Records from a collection

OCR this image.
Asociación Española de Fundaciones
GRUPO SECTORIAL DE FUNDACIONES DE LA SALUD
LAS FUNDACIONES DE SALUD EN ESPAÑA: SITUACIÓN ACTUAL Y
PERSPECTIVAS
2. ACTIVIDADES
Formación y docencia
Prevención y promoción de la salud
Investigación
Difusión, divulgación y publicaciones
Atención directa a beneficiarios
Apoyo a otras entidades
==
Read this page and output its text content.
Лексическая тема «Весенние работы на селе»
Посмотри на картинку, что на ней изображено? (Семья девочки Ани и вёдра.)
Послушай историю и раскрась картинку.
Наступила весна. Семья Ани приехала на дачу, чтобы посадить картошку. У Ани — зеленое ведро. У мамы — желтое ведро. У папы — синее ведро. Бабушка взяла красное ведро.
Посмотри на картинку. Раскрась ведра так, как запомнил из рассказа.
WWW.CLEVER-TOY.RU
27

*WHAT THE TASK ASKS*
Find the string "Посмотри" in the listing and return every line that holds it.

*SOLUTION TO THE PROBLEM*
Посмотри на картинку, что на ней изображено? (Семья девочки Ани и вёдра.)
Посмотри на картинку. Раскрась ведра так, как запомнил из рассказа.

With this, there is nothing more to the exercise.